Extract all data as written.

(Stored data entries)
────────────────────────────────────────
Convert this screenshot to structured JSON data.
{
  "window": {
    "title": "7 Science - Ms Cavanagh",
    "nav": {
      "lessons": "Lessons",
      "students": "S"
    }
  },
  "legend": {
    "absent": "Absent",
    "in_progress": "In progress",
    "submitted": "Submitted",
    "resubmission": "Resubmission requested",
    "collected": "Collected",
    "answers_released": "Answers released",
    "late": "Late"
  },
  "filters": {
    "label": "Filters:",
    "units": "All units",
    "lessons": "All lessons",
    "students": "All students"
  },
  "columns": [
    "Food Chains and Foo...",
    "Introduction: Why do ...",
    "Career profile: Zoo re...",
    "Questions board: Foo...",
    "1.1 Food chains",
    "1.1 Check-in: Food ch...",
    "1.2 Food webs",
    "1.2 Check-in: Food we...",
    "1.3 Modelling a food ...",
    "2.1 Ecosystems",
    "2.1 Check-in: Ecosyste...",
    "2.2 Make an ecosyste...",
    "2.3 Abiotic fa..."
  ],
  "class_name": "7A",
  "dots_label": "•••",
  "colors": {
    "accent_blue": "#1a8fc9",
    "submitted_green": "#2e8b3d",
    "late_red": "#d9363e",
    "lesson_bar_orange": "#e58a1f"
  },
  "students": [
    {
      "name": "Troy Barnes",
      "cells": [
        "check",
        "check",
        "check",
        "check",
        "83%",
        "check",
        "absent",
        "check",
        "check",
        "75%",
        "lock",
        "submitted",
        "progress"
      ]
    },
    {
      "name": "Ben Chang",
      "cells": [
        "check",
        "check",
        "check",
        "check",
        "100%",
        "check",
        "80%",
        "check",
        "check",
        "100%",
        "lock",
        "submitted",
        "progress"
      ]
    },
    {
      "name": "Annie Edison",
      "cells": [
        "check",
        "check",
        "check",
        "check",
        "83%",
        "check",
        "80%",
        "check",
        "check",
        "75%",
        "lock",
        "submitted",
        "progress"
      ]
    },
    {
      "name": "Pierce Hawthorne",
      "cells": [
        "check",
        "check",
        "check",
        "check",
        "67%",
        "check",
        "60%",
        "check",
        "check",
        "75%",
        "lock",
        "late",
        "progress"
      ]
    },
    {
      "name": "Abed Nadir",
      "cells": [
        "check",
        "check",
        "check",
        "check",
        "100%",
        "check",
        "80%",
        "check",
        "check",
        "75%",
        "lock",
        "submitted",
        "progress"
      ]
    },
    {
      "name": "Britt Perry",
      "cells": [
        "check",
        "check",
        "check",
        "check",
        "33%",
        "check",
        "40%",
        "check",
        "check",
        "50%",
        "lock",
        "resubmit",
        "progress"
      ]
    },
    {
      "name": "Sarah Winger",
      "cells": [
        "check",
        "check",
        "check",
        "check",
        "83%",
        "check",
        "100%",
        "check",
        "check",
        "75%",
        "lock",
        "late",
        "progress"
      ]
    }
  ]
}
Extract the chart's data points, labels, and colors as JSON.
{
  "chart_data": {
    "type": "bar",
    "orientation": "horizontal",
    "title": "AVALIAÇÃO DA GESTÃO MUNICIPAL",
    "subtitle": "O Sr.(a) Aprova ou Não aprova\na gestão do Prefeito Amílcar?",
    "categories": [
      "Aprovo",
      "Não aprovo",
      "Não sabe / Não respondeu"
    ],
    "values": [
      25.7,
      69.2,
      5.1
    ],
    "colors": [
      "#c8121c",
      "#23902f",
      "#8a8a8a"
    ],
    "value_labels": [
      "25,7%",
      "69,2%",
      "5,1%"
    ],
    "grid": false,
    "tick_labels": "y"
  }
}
────────────────────────────────────────
> _WRITTEN ANSWER_:
Convert this screenshot to structured JSON data.
{
  "window": {
    "title": "7 Science - Ms Cavanagh",
    "nav": {
      "lessons": "Lessons",
      "students": "S"
    }
  },
  "legend": {
    "absent": "Absent",
    "in_progress": "In progress",
    "submitted": "Submitted",
    "resubmission": "Resubmission requested",
    "collected": "Collected",
    "answers_released": "Answers released",
    "late": "Late"
  },
  "filters": {
    "label": "Filters:",
    "units": "All units",
    "lessons": "All lessons",
    "students": "All students"
  },
  "columns": [
    "Food Chains and Foo...",
    "Introduction: Why do ...",
    "Career profile: Zoo re...",
    "Questions board: Foo...",
    "1.1 Food chains",
    "1.1 Check-in: Food ch...",
    "1.2 Food webs",
    "1.2 Check-in: Food we...",
    "1.3 Modelling a food ...",
    "2.1 Ecosystems",
    "2.1 Check-in: Ecosyste...",
    "2.2 Make an ecosyste...",
    "2.3 Abiotic fa..."
  ],
  "class_name": "7A",
  "dots_label": "•••",
  "colors": {
    "accent_blue": "#1a8fc9",
    "submitted_green": "#2e8b3d",
    "late_red": "#d9363e",
    "lesson_bar_orange": "#e58a1f"
  },
  "students": [
    {
      "name": "Troy Barnes",
      "cells": [
        "check",
        "check",
        "check",
        "check",
        "83%",
        "check",
        "absent",
        "check",
        "check",
        "75%",
        "lock",
        "submitted",
        "progress"
      ]
    },
    {
      "name": "Ben Chang",
      "cells": [
        "check",
        "check",
        "check",
        "check",
        "100%",
        "check",
        "80%",
        "check",
        "check",
        "100%",
        "lock",
        "submitted",
        "progress"
      ]
    },
    {
      "name": "Annie Edison",
      "cells": [
        "check",
        "check",
        "check",
        "check",
        "83%",
        "check",
        "80%",
        "check",
        "check",
        "75%",
        "lock",
        "submitted",
        "progress"
      ]
    },
    {
      "name": "Pierce Hawthorne",
      "cells": [
        "check",
        "check",
        "check",
        "check",
        "67%",
        "check",
        "60%",
        "check",
        "check",
        "75%",
        "lock",
        "late",
        "progress"
      ]
    },
    {
      "name": "Abed Nadir",
      "cells": [
        "check",
        "check",
        "check",
        "check",
        "100%",
        "check",
        "80%",
        "check",
        "check",
        "75%",
        "lock",
        "submitted",
        "progress"
      ]
    },
    {
      "name": "Britt Perry",
      "cells": [
        "check",
        "check",
        "check",
        "check",
        "33%",
        "check",
        "40%",
        "check",
        "check",
        "50%",
        "lock",
        "resubmit",
        "progress"
      ]
    },
    {
      "name": "Sarah Winger",
      "cells": [
        "check",
        "check",
        "check",
        "check",
        "83%",
        "check",
        "100%",
        "check",
        "check",
        "75%",
        "lock",
        "late",
        "progress"
      ]
    }
  ]
}
Extract the chart's data points, labels, and colors as JSON.
{
  "chart_data": {
    "type": "bar",
    "orientation": "horizontal",
    "title": "AVALIAÇÃO DA GESTÃO MUNICIPAL",
    "subtitle": "O Sr.(a) Aprova ou Não aprova\na gestão do Prefeito Amílcar?",
    "categories": [
      "Aprovo",
      "Não aprovo",
      "Não sabe / Não respondeu"
    ],
    "values": [
      25.7,
      69.2,
      5.1
    ],
    "colors": [
      "#c8121c",
      "#23902f",
      "#8a8a8a"
    ],
    "value_labels": [
      "25,7%",
      "69,2%",
      "5,1%"
    ],
    "grid": false,
    "tick_labels": "y"
  }
}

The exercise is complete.